YOUR GOAL
All of the material below is to be repeated exactly.

RECORDED DATA
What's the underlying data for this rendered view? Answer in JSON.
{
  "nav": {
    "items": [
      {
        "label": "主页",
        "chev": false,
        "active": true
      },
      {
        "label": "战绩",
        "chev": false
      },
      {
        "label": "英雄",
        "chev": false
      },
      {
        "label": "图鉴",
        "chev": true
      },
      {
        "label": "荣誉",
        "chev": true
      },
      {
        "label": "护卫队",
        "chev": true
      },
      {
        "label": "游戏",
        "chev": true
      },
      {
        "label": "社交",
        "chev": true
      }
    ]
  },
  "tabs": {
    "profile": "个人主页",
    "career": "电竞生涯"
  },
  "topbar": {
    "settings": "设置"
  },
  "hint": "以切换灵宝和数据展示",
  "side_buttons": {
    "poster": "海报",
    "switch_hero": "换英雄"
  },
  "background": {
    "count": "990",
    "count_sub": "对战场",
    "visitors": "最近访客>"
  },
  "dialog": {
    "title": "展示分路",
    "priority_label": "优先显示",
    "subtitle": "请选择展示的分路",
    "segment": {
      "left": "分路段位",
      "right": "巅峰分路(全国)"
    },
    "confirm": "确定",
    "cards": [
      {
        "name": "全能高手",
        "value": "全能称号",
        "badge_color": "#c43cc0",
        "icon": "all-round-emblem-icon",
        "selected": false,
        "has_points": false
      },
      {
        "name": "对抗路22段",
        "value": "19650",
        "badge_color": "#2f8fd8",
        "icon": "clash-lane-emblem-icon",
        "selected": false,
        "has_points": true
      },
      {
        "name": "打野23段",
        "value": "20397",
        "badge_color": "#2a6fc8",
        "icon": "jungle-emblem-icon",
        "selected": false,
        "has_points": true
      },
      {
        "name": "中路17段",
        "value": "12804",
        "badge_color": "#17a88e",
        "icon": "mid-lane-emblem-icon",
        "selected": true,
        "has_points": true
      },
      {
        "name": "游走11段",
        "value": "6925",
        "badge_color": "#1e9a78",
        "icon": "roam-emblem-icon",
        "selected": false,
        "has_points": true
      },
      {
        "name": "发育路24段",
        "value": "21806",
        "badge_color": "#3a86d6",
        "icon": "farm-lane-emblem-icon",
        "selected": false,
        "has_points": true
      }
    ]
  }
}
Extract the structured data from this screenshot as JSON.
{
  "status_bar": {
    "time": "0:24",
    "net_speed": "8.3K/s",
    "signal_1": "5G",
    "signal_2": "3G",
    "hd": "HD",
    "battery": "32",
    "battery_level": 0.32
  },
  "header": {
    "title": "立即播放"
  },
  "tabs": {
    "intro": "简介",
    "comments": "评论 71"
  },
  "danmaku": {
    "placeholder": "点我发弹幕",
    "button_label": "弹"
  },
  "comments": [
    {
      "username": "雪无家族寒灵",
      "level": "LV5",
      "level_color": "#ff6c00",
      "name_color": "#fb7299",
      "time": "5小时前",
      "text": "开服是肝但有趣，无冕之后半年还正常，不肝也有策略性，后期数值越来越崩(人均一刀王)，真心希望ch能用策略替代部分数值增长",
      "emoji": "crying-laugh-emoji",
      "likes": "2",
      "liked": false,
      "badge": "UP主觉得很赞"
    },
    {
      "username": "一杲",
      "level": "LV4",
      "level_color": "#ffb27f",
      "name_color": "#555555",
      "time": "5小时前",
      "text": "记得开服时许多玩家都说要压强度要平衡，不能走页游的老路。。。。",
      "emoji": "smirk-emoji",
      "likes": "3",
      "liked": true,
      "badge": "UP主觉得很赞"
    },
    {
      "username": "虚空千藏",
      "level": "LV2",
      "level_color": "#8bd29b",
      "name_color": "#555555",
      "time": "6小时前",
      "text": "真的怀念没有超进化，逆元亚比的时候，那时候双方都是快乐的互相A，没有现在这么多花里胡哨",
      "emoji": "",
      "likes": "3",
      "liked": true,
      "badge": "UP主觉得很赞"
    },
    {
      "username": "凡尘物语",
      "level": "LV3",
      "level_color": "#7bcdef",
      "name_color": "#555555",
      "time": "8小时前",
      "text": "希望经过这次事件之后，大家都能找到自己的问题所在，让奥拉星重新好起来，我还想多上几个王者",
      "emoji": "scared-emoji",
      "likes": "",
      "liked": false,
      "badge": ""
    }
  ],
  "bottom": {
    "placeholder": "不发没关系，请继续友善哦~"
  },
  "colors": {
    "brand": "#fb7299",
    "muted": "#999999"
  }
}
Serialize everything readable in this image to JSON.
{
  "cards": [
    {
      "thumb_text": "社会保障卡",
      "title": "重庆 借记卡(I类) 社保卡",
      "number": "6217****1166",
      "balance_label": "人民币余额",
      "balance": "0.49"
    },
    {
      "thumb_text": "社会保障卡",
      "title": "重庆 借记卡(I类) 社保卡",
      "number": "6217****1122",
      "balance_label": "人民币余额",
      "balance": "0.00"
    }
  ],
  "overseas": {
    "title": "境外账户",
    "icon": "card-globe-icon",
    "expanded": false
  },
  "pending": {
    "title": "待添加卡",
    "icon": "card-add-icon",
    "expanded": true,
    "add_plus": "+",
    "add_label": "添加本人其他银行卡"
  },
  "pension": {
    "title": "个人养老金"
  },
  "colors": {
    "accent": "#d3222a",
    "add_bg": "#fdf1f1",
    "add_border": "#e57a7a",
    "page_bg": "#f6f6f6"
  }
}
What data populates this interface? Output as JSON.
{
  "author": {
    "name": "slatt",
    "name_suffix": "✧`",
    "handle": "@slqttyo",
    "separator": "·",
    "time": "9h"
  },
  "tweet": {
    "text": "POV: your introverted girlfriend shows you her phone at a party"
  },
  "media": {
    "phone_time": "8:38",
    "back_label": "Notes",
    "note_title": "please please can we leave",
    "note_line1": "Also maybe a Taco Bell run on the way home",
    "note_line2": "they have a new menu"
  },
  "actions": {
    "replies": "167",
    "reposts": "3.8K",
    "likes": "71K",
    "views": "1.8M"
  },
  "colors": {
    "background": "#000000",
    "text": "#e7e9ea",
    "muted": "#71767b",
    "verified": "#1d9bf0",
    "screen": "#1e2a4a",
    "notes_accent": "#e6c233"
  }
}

ANSWER TO THIS TASK
What's the underlying data for this rendered view? Answer in JSON.
{
  "nav": {
    "items": [
      {
        "label": "主页",
        "chev": false,
        "active": true
      },
      {
        "label": "战绩",
        "chev": false
      },
      {
        "label": "英雄",
        "chev": false
      },
      {
        "label": "图鉴",
        "chev": true
      },
      {
        "label": "荣誉",
        "chev": true
      },
      {
        "label": "护卫队",
        "chev": true
      },
      {
        "label": "游戏",
        "chev": true
      },
      {
        "label": "社交",
        "chev": true
      }
    ]
  },
  "tabs": {
    "profile": "个人主页",
    "career": "电竞生涯"
  },
  "topbar": {
    "settings": "设置"
  },
  "hint": "以切换灵宝和数据展示",
  "side_buttons": {
    "poster": "海报",
    "switch_hero": "换英雄"
  },
  "background": {
    "count": "990",
    "count_sub": "对战场",
    "visitors": "最近访客>"
  },
  "dialog": {
    "title": "展示分路",
    "priority_label": "优先显示",
    "subtitle": "请选择展示的分路",
    "segment": {
      "left": "分路段位",
      "right": "巅峰分路(全国)"
    },
    "confirm": "确定",
    "cards": [
      {
        "name": "全能高手",
        "value": "全能称号",
        "badge_color": "#c43cc0",
        "icon": "all-round-emblem-icon",
        "selected": false,
        "has_points": false
      },
      {
        "name": "对抗路22段",
        "value": "19650",
        "badge_color": "#2f8fd8",
        "icon": "clash-lane-emblem-icon",
        "selected": false,
        "has_points": true
      },
      {
        "name": "打野23段",
        "value": "20397",
        "badge_color": "#2a6fc8",
        "icon": "jungle-emblem-icon",
        "selected": false,
        "has_points": true
      },
      {
        "name": "中路17段",
        "value": "12804",
        "badge_color": "#17a88e",
        "icon": "mid-lane-emblem-icon",
        "selected": true,
        "has_points": true
      },
      {
        "name": "游走11段",
        "value": "6925",
        "badge_color": "#1e9a78",
        "icon": "roam-emblem-icon",
        "selected": false,
        "has_points": true
      },
      {
        "name": "发育路24段",
        "value": "21806",
        "badge_color": "#3a86d6",
        "icon": "farm-lane-emblem-icon",
        "selected": false,
        "has_points": true
      }
    ]
  }
}
Extract the structured data from this screenshot as JSON.
{
  "status_bar": {
    "time": "0:24",
    "net_speed": "8.3K/s",
    "signal_1": "5G",
    "signal_2": "3G",
    "hd": "HD",
    "battery": "32",
    "battery_level": 0.32
  },
  "header": {
    "title": "立即播放"
  },
  "tabs": {
    "intro": "简介",
    "comments": "评论 71"
  },
  "danmaku": {
    "placeholder": "点我发弹幕",
    "button_label": "弹"
  },
  "comments": [
    {
      "username": "雪无家族寒灵",
      "level": "LV5",
      "level_color": "#ff6c00",
      "name_color": "#fb7299",
      "time": "5小时前",
      "text": "开服是肝但有趣，无冕之后半年还正常，不肝也有策略性，后期数值越来越崩(人均一刀王)，真心希望ch能用策略替代部分数值增长",
      "emoji": "crying-laugh-emoji",
      "likes": "2",
      "liked": false,
      "badge": "UP主觉得很赞"
    },
    {
      "username": "一杲",
      "level": "LV4",
      "level_color": "#ffb27f",
      "name_color": "#555555",
      "time": "5小时前",
      "text": "记得开服时许多玩家都说要压强度要平衡，不能走页游的老路。。。。",
      "emoji": "smirk-emoji",
      "likes": "3",
      "liked": true,
      "badge": "UP主觉得很赞"
    },
    {
      "username": "虚空千藏",
      "level": "LV2",
      "level_color": "#8bd29b",
      "name_color": "#555555",
      "time": "6小时前",
      "text": "真的怀念没有超进化，逆元亚比的时候，那时候双方都是快乐的互相A，没有现在这么多花里胡哨",
      "emoji": "",
      "likes": "3",
      "liked": true,
      "badge": "UP主觉得很赞"
    },
    {
      "username": "凡尘物语",
      "level": "LV3",
      "level_color": "#7bcdef",
      "name_color": "#555555",
      "time": "8小时前",
      "text": "希望经过这次事件之后，大家都能找到自己的问题所在，让奥拉星重新好起来，我还想多上几个王者",
      "emoji": "scared-emoji",
      "likes": "",
      "liked": false,
      "badge": ""
    }
  ],
  "bottom": {
    "placeholder": "不发没关系，请继续友善哦~"
  },
  "colors": {
    "brand": "#fb7299",
    "muted": "#999999"
  }
}
Serialize everything readable in this image to JSON.
{
  "cards": [
    {
      "thumb_text": "社会保障卡",
      "title": "重庆 借记卡(I类) 社保卡",
      "number": "6217****1166",
      "balance_label": "人民币余额",
      "balance": "0.49"
    },
    {
      "thumb_text": "社会保障卡",
      "title": "重庆 借记卡(I类) 社保卡",
      "number": "6217****1122",
      "balance_label": "人民币余额",
      "balance": "0.00"
    }
  ],
  "overseas": {
    "title": "境外账户",
    "icon": "card-globe-icon",
    "expanded": false
  },
  "pending": {
    "title": "待添加卡",
    "icon": "card-add-icon",
    "expanded": true,
    "add_plus": "+",
    "add_label": "添加本人其他银行卡"
  },
  "pension": {
    "title": "个人养老金"
  },
  "colors": {
    "accent": "#d3222a",
    "add_bg": "#fdf1f1",
    "add_border": "#e57a7a",
    "page_bg": "#f6f6f6"
  }
}
What data populates this interface? Output as JSON.
{
  "author": {
    "name": "slatt",
    "name_suffix": "✧`",
    "handle": "@slqttyo",
    "separator": "·",
    "time": "9h"
  },
  "tweet": {
    "text": "POV: your introverted girlfriend shows you her phone at a party"
  },
  "media": {
    "phone_time": "8:38",
    "back_label": "Notes",
    "note_title": "please please can we leave",
    "note_line1": "Also maybe a Taco Bell run on the way home",
    "note_line2": "they have a new menu"
  },
  "actions": {
    "replies": "167",
    "reposts": "3.8K",
    "likes": "71K",
    "views": "1.8M"
  },
  "colors": {
    "background": "#000000",
    "text": "#e7e9ea",
    "muted": "#71767b",
    "verified": "#1d9bf0",
    "screen": "#1e2a4a",
    "notes_accent": "#e6c233"
  }
}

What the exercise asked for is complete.